Which lines hold the string "молодежной"? Copy every one of them.

# start of PROVIDED ENTRIES

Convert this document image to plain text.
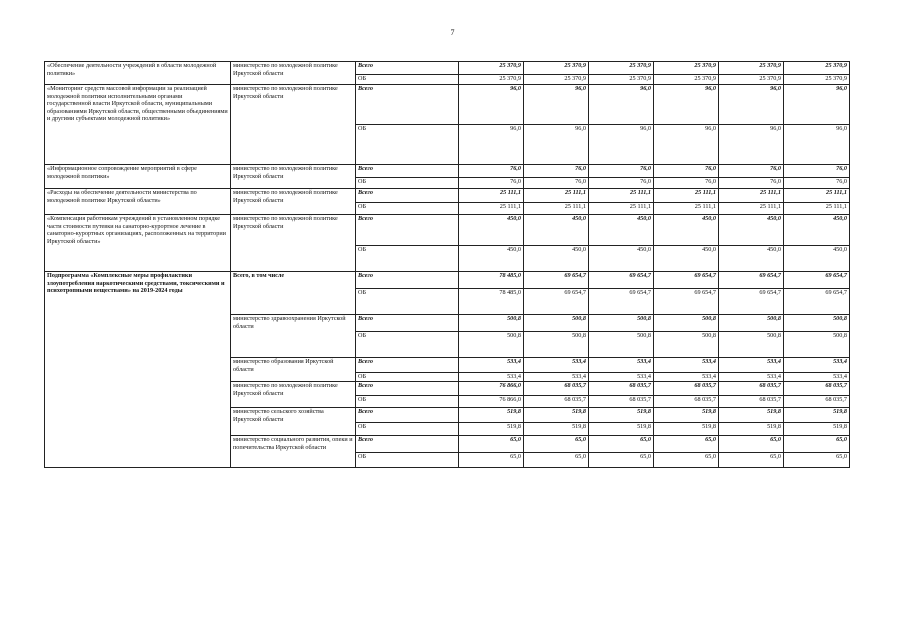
7
«Обеспечение деятельности учреждений в области молодежной политики»	министерство по молодежной политике Иркутской области	Всего	25 370,9	25 370,9	25 370,9	25 370,9	25 370,9	25 370,9
		ОБ	25 370,9	25 370,9	25 370,9	25 370,9	25 370,9	25 370,9
«Мониторинг средств массовой информации за реализацией молодежной политики исполнительными органами государственной власти Иркутской области, муниципальными образованиями Иркутской области, общественными объединениями и другими субъектами молодежной политики»	министерство по молодежной политике Иркутской области	Всего	96,0	96,0	96,0	96,0	96,0	96,0
		ОБ	96,0	96,0	96,0	96,0	96,0	96,0
«Информационное сопровождение мероприятий в сфере молодежной политики»	министерство по молодежной политике Иркутской области	Всего	76,0	76,0	76,0	76,0	76,0	76,0
		ОБ	76,0	76,0	76,0	76,0	76,0	76,0
«Расходы на обеспечение деятельности министерства по молодежной политике Иркутской области»	министерство по молодежной политике Иркутской области	Всего	25 111,1	25 111,1	25 111,1	25 111,1	25 111,1	25 111,1
		ОБ	25 111,1	25 111,1	25 111,1	25 111,1	25 111,1	25 111,1
«Компенсация работникам учреждений в установленном порядке части стоимости путевки на санаторно-курортное лечение в санаторно-курортных организациях, расположенных на территории Иркутской области»	министерство по молодежной политике Иркутской области	Всего	450,0	450,0	450,0	450,0	450,0	450,0
		ОБ	450,0	450,0	450,0	450,0	450,0	450,0
Подпрограмма «Комплексные меры профилактики злоупотребления наркотическими средствами, токсическими и психотропными веществами» на 2019-2024 годы	Всего, в том числе	Всего	78 485,0	69 654,7	69 654,7	69 654,7	69 654,7	69 654,7
		ОБ	78 485,0	69 654,7	69 654,7	69 654,7	69 654,7	69 654,7
	министерство здравоохранения Иркутской области	Всего	500,8	500,8	500,8	500,8	500,8	500,8
		ОБ	500,8	500,8	500,8	500,8	500,8	500,8
	министерство образования Иркутской области	Всего	533,4	533,4	533,4	533,4	533,4	533,4
		ОБ	533,4	533,4	533,4	533,4	533,4	533,4
	министерство по молодежной политике Иркутской области	Всего	76 866,0	68 035,7	68 035,7	68 035,7	68 035,7	68 035,7
		ОБ	76 866,0	68 035,7	68 035,7	68 035,7	68 035,7	68 035,7
	министерство сельского хозяйства Иркутской области	Всего	519,8	519,8	519,8	519,8	519,8	519,8
		ОБ	519,8	519,8	519,8	519,8	519,8	519,8
	министерство социального развития, опеки и попечительства Иркутской области	Всего	65,0	65,0	65,0	65,0	65,0	65,0
		ОБ	65,0	65,0	65,0	65,0	65,0	65,0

# end of PROVIDED ENTRIES

• ANSWER TO THIS EXERCISE
«Обеспечение деятельности учреждений в области молодежной политики»	министерство по молодежной политике Иркутской области	Всего	25 370,9	25 370,9	25 370,9	25 370,9	25 370,9	25 370,9
«Мониторинг средств массовой информации за реализацией молодежной политики исполнительными органами государственной власти Иркутской области, муниципальными образованиями Иркутской области, общественными объединениями и другими субъектами молодежной политики»	министерство по молодежной политике Иркутской области	Всего	96,0	96,0	96,0	96,0	96,0	96,0
«Информационное сопровождение мероприятий в сфере молодежной политики»	министерство по молодежной политике Иркутской области	Всего	76,0	76,0	76,0	76,0	76,0	76,0
«Расходы на обеспечение деятельности министерства по молодежной политике Иркутской области»	министерство по молодежной политике Иркутской области	Всего	25 111,1	25 111,1	25 111,1	25 111,1	25 111,1	25 111,1
«Компенсация работникам учреждений в установленном порядке части стоимости путевки на санаторно-курортное лечение в санаторно-курортных организациях, расположенных на территории Иркутской области»	министерство по молодежной политике Иркутской области	Всего	450,0	450,0	450,0	450,0	450,0	450,0
	министерство по молодежной политике Иркутской области	Всего	76 866,0	68 035,7	68 035,7	68 035,7	68 035,7	68 035,7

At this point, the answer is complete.